:: Records to use ::
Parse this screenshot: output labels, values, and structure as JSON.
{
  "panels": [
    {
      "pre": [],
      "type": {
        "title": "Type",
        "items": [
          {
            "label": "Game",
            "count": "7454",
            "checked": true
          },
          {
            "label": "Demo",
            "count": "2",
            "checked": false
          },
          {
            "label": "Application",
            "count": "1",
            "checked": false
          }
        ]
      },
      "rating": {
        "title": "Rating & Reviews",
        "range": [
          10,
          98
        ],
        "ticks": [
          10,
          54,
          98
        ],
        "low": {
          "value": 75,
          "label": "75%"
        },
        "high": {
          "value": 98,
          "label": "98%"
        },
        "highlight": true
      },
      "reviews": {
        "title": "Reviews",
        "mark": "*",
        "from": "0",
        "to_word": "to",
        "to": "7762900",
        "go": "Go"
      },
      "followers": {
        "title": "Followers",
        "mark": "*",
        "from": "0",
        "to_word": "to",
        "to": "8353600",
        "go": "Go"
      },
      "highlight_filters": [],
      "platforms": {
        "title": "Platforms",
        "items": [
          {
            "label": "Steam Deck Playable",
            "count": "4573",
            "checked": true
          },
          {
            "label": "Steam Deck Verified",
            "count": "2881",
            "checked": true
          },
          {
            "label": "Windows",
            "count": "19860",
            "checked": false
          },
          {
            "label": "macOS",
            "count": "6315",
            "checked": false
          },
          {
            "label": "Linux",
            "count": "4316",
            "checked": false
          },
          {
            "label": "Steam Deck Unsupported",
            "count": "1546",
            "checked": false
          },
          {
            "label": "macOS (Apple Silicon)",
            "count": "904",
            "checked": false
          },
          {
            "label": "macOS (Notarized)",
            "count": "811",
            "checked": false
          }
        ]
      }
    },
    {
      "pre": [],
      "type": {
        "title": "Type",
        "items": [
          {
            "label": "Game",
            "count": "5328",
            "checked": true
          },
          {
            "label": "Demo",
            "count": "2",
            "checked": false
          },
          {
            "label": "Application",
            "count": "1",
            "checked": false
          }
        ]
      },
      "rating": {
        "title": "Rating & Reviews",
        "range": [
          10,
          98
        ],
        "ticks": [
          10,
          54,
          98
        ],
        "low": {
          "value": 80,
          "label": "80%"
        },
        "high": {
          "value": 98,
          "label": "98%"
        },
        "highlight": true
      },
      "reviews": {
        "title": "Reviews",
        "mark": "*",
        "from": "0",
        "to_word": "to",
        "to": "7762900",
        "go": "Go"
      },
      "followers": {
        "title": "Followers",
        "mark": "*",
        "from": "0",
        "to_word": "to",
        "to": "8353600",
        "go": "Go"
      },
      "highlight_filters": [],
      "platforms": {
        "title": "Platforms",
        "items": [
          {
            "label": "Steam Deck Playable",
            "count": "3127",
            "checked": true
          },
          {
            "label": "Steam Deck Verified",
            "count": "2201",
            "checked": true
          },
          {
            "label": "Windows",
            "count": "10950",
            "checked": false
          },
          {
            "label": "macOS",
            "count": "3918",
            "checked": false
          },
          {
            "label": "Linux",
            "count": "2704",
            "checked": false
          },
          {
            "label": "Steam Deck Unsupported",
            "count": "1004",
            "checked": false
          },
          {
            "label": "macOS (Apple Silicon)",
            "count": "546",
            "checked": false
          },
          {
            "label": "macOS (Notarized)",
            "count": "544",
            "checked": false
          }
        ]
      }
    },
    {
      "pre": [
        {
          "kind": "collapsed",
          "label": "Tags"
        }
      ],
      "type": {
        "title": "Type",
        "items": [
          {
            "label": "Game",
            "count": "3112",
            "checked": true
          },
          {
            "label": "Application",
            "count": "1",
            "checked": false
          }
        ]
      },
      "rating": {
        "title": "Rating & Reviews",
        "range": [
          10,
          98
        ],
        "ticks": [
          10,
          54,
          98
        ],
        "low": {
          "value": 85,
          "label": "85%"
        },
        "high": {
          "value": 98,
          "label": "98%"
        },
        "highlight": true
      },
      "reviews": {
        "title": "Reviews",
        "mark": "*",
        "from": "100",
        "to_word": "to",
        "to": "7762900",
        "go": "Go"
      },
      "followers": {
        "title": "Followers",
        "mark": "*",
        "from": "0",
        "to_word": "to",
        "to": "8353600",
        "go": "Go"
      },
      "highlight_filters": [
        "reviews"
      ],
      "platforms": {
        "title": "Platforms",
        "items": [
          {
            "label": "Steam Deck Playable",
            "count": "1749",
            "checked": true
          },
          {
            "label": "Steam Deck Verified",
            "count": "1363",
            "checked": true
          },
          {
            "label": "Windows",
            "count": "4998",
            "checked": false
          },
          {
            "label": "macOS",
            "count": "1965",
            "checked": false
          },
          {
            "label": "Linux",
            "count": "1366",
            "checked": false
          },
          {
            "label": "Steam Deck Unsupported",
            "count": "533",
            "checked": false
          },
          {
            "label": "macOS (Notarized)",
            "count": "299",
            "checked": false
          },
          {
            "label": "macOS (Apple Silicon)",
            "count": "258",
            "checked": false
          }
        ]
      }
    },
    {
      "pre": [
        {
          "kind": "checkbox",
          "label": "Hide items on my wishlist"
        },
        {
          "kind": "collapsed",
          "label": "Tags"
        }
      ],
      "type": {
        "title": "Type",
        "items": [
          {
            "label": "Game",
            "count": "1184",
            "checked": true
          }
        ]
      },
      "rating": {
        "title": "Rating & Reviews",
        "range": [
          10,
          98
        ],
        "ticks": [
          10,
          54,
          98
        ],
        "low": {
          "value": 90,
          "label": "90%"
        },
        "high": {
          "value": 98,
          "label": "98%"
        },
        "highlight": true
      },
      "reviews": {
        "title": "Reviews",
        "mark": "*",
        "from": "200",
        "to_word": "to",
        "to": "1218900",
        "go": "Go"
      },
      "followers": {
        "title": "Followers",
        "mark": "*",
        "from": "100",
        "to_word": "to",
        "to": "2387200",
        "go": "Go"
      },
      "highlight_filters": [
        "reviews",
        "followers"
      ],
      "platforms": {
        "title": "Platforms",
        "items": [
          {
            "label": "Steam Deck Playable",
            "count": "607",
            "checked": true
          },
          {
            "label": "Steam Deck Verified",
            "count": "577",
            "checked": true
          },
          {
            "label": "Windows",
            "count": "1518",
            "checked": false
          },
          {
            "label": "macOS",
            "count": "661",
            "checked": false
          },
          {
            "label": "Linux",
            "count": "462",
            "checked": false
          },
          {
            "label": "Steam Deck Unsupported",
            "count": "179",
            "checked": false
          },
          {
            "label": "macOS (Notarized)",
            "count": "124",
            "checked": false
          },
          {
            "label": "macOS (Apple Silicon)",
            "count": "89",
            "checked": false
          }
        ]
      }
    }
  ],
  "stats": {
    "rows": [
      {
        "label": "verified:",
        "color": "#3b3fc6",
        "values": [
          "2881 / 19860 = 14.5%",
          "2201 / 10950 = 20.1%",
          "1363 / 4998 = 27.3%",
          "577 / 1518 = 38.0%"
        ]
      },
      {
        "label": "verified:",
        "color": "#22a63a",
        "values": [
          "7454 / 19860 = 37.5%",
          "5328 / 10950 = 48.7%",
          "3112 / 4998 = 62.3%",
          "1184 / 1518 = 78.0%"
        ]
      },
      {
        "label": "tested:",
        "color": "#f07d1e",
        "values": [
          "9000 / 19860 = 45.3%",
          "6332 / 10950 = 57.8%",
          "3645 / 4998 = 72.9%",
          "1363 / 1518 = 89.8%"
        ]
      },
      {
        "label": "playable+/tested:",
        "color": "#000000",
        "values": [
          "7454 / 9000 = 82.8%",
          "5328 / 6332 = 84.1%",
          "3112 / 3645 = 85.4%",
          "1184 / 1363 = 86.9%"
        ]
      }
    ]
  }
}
:::
> [What needs to be done]
Output the listing above without altering a single character.

> [Finished exercise]
Parse this screenshot: output labels, values, and structure as JSON.
{
  "panels": [
    {
      "pre": [],
      "type": {
        "title": "Type",
        "items": [
          {
            "label": "Game",
            "count": "7454",
            "checked": true
          },
          {
            "label": "Demo",
            "count": "2",
            "checked": false
          },
          {
            "label": "Application",
            "count": "1",
            "checked": false
          }
        ]
      },
      "rating": {
        "title": "Rating & Reviews",
        "range": [
          10,
          98
        ],
        "ticks": [
          10,
          54,
          98
        ],
        "low": {
          "value": 75,
          "label": "75%"
        },
        "high": {
          "value": 98,
          "label": "98%"
        },
        "highlight": true
      },
      "reviews": {
        "title": "Reviews",
        "mark": "*",
        "from": "0",
        "to_word": "to",
        "to": "7762900",
        "go": "Go"
      },
      "followers": {
        "title": "Followers",
        "mark": "*",
        "from": "0",
        "to_word": "to",
        "to": "8353600",
        "go": "Go"
      },
      "highlight_filters": [],
      "platforms": {
        "title": "Platforms",
        "items": [
          {
            "label": "Steam Deck Playable",
            "count": "4573",
            "checked": true
          },
          {
            "label": "Steam Deck Verified",
            "count": "2881",
            "checked": true
          },
          {
            "label": "Windows",
            "count": "19860",
            "checked": false
          },
          {
            "label": "macOS",
            "count": "6315",
            "checked": false
          },
          {
            "label": "Linux",
            "count": "4316",
            "checked": false
          },
          {
            "label": "Steam Deck Unsupported",
            "count": "1546",
            "checked": false
          },
          {
            "label": "macOS (Apple Silicon)",
            "count": "904",
            "checked": false
          },
          {
            "label": "macOS (Notarized)",
            "count": "811",
            "checked": false
          }
        ]
      }
    },
    {
      "pre": [],
      "type": {
        "title": "Type",
        "items": [
          {
            "label": "Game",
            "count": "5328",
            "checked": true
          },
          {
            "label": "Demo",
            "count": "2",
            "checked": false
          },
          {
            "label": "Application",
            "count": "1",
            "checked": false
          }
        ]
      },
      "rating": {
        "title": "Rating & Reviews",
        "range": [
          10,
          98
        ],
        "ticks": [
          10,
          54,
          98
        ],
        "low": {
          "value": 80,
          "label": "80%"
        },
        "high": {
          "value": 98,
          "label": "98%"
        },
        "highlight": true
      },
      "reviews": {
        "title": "Reviews",
        "mark": "*",
        "from": "0",
        "to_word": "to",
        "to": "7762900",
        "go": "Go"
      },
      "followers": {
        "title": "Followers",
        "mark": "*",
        "from": "0",
        "to_word": "to",
        "to": "8353600",
        "go": "Go"
      },
      "highlight_filters": [],
      "platforms": {
        "title": "Platforms",
        "items": [
          {
            "label": "Steam Deck Playable",
            "count": "3127",
            "checked": true
          },
          {
            "label": "Steam Deck Verified",
            "count": "2201",
            "checked": true
          },
          {
            "label": "Windows",
            "count": "10950",
            "checked": false
          },
          {
            "label": "macOS",
            "count": "3918",
            "checked": false
          },
          {
            "label": "Linux",
            "count": "2704",
            "checked": false
          },
          {
            "label": "Steam Deck Unsupported",
            "count": "1004",
            "checked": false
          },
          {
            "label": "macOS (Apple Silicon)",
            "count": "546",
            "checked": false
          },
          {
            "label": "macOS (Notarized)",
            "count": "544",
            "checked": false
          }
        ]
      }
    },
    {
      "pre": [
        {
          "kind": "collapsed",
          "label": "Tags"
        }
      ],
      "type": {
        "title": "Type",
        "items": [
          {
            "label": "Game",
            "count": "3112",
            "checked": true
          },
          {
            "label": "Application",
            "count": "1",
            "checked": false
          }
        ]
      },
      "rating": {
        "title": "Rating & Reviews",
        "range": [
          10,
          98
        ],
        "ticks": [
          10,
          54,
          98
        ],
        "low": {
          "value": 85,
          "label": "85%"
        },
        "high": {
          "value": 98,
          "label": "98%"
        },
        "highlight": true
      },
      "reviews": {
        "title": "Reviews",
        "mark": "*",
        "from": "100",
        "to_word": "to",
        "to": "7762900",
        "go": "Go"
      },
      "followers": {
        "title": "Followers",
        "mark": "*",
        "from": "0",
        "to_word": "to",
        "to": "8353600",
        "go": "Go"
      },
      "highlight_filters": [
        "reviews"
      ],
      "platforms": {
        "title": "Platforms",
        "items": [
          {
            "label": "Steam Deck Playable",
            "count": "1749",
            "checked": true
          },
          {
            "label": "Steam Deck Verified",
            "count": "1363",
            "checked": true
          },
          {
            "label": "Windows",
            "count": "4998",
            "checked": false
          },
          {
            "label": "macOS",
            "count": "1965",
            "checked": false
          },
          {
            "label": "Linux",
            "count": "1366",
            "checked": false
          },
          {
            "label": "Steam Deck Unsupported",
            "count": "533",
            "checked": false
          },
          {
            "label": "macOS (Notarized)",
            "count": "299",
            "checked": false
          },
          {
            "label": "macOS (Apple Silicon)",
            "count": "258",
            "checked": false
          }
        ]
      }
    },
    {
      "pre": [
        {
          "kind": "checkbox",
          "label": "Hide items on my wishlist"
        },
        {
          "kind": "collapsed",
          "label": "Tags"
        }
      ],
      "type": {
        "title": "Type",
        "items": [
          {
            "label": "Game",
            "count": "1184",
            "checked": true
          }
        ]
      },
      "rating": {
        "title": "Rating & Reviews",
        "range": [
          10,
          98
        ],
        "ticks": [
          10,
          54,
          98
        ],
        "low": {
          "value": 90,
          "label": "90%"
        },
        "high": {
          "value": 98,
          "label": "98%"
        },
        "highlight": true
      },
      "reviews": {
        "title": "Reviews",
        "mark": "*",
        "from": "200",
        "to_word": "to",
        "to": "1218900",
        "go": "Go"
      },
      "followers": {
        "title": "Followers",
        "mark": "*",
        "from": "100",
        "to_word": "to",
        "to": "2387200",
        "go": "Go"
      },
      "highlight_filters": [
        "reviews",
        "followers"
      ],
      "platforms": {
        "title": "Platforms",
        "items": [
          {
            "label": "Steam Deck Playable",
            "count": "607",
            "checked": true
          },
          {
            "label": "Steam Deck Verified",
            "count": "577",
            "checked": true
          },
          {
            "label": "Windows",
            "count": "1518",
            "checked": false
          },
          {
            "label": "macOS",
            "count": "661",
            "checked": false
          },
          {
            "label": "Linux",
            "count": "462",
            "checked": false
          },
          {
            "label": "Steam Deck Unsupported",
            "count": "179",
            "checked": false
          },
          {
            "label": "macOS (Notarized)",
            "count": "124",
            "checked": false
          },
          {
            "label": "macOS (Apple Silicon)",
            "count": "89",
            "checked": false
          }
        ]
      }
    }
  ],
  "stats": {
    "rows": [
      {
        "label": "verified:",
        "color": "#3b3fc6",
        "values": [
          "2881 / 19860 = 14.5%",
          "2201 / 10950 = 20.1%",
          "1363 / 4998 = 27.3%",
          "577 / 1518 = 38.0%"
        ]
      },
      {
        "label": "verified:",
        "color": "#22a63a",
        "values": [
          "7454 / 19860 = 37.5%",
          "5328 / 10950 = 48.7%",
          "3112 / 4998 = 62.3%",
          "1184 / 1518 = 78.0%"
        ]
      },
      {
        "label": "tested:",
        "color": "#f07d1e",
        "values": [
          "9000 / 19860 = 45.3%",
          "6332 / 10950 = 57.8%",
          "3645 / 4998 = 72.9%",
          "1363 / 1518 = 89.8%"
        ]
      },
      {
        "label": "playable+/tested:",
        "color": "#000000",
        "values": [
          "7454 / 9000 = 82.8%",
          "5328 / 6332 = 84.1%",
          "3112 / 3645 = 85.4%",
          "1184 / 1363 = 86.9%"
        ]
      }
    ]
  }
}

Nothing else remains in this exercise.